* **Your objective**: Review the material and extract every line in which the word "title" occurs.

— BEGIN Supplied records —

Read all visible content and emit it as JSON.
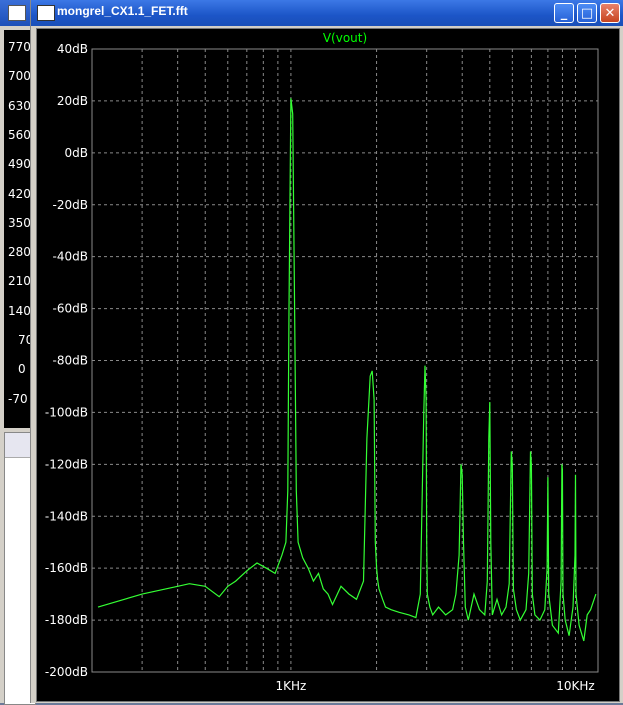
{
  "window": {
    "title": "mongrel_CX1.1_FET.fft",
    "buttons": {
      "minimize": "_",
      "maximize": "□",
      "close": "✕"
    }
  },
  "background_window": {
    "y_labels": [
      "770",
      "700",
      "630",
      "560",
      "490",
      "420",
      "350",
      "280",
      "210",
      "140",
      "70",
      "0",
      "-70"
    ]
  },
  "colors": {
    "trace": "#34ff34",
    "grid": "#8a8a8a",
    "background": "#000000",
    "text": "#ffffff"
  },
  "chart_data": {
    "type": "line",
    "title": "V(vout)",
    "xscale": "log",
    "xlim": [
      200,
      12000
    ],
    "ylim": [
      -200,
      40
    ],
    "x_tick_labels": [
      {
        "x": 1000,
        "label": "1KHz"
      },
      {
        "x": 10000,
        "label": "10KHz"
      }
    ],
    "y_ticks": [
      40,
      20,
      0,
      -20,
      -40,
      -60,
      -80,
      -100,
      -120,
      -140,
      -160,
      -180,
      -200
    ],
    "y_tick_labels": [
      "40dB",
      "20dB",
      "0dB",
      "-20dB",
      "-40dB",
      "-60dB",
      "-80dB",
      "-100dB",
      "-120dB",
      "-140dB",
      "-160dB",
      "-180dB",
      "-200dB"
    ],
    "grid": true,
    "series": [
      {
        "x": [
          210,
          300,
          400,
          440,
          500,
          560,
          600,
          640,
          700,
          760,
          820,
          880,
          930,
          960,
          975,
          985,
          1000,
          1015,
          1030,
          1045,
          1060,
          1100,
          1150,
          1200,
          1250,
          1300,
          1350,
          1400,
          1500,
          1600,
          1700,
          1800,
          1850,
          1900,
          1930,
          1960,
          1980,
          2000,
          2020,
          2040,
          2070,
          2100,
          2150,
          2250,
          2400,
          2600,
          2750,
          2850,
          2930,
          2960,
          2985,
          3000,
          3015,
          3040,
          3080,
          3150,
          3300,
          3500,
          3700,
          3800,
          3900,
          3960,
          4000,
          4040,
          4100,
          4200,
          4400,
          4600,
          4800,
          4900,
          4960,
          5000,
          5040,
          5100,
          5300,
          5500,
          5700,
          5850,
          5950,
          6000,
          6050,
          6200,
          6400,
          6700,
          6850,
          6950,
          7000,
          7050,
          7200,
          7500,
          7800,
          7950,
          8000,
          8050,
          8300,
          8700,
          8900,
          8960,
          9000,
          9040,
          9200,
          9500,
          9800,
          9960,
          10000,
          10040,
          10300,
          10700,
          11000,
          11300,
          11800
        ],
        "y": [
          -175,
          -170,
          -167,
          -166,
          -167,
          -171,
          -167,
          -165,
          -161,
          -158,
          -160,
          -162,
          -155,
          -150,
          -130,
          -60,
          21,
          15,
          -60,
          -130,
          -150,
          -156,
          -160,
          -165,
          -162,
          -168,
          -170,
          -174,
          -167,
          -170,
          -172,
          -165,
          -110,
          -86,
          -84,
          -95,
          -150,
          -160,
          -165,
          -168,
          -170,
          -172,
          -175,
          -176,
          -177,
          -178,
          -179,
          -170,
          -100,
          -82,
          -95,
          -150,
          -170,
          -172,
          -175,
          -178,
          -175,
          -178,
          -176,
          -170,
          -155,
          -120,
          -124,
          -150,
          -175,
          -180,
          -170,
          -176,
          -178,
          -165,
          -110,
          -96,
          -150,
          -178,
          -172,
          -178,
          -175,
          -166,
          -115,
          -120,
          -168,
          -176,
          -180,
          -176,
          -162,
          -115,
          -120,
          -170,
          -178,
          -180,
          -176,
          -160,
          -125,
          -170,
          -182,
          -185,
          -165,
          -120,
          -122,
          -170,
          -180,
          -186,
          -175,
          -155,
          -124,
          -170,
          -182,
          -188,
          -178,
          -176,
          -170
        ]
      }
    ]
  }
}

— END Supplied records —

* **Solution for this exercise**:
    "title": "mongrel_CX1.1_FET.fft",
    "title": "V(vout)",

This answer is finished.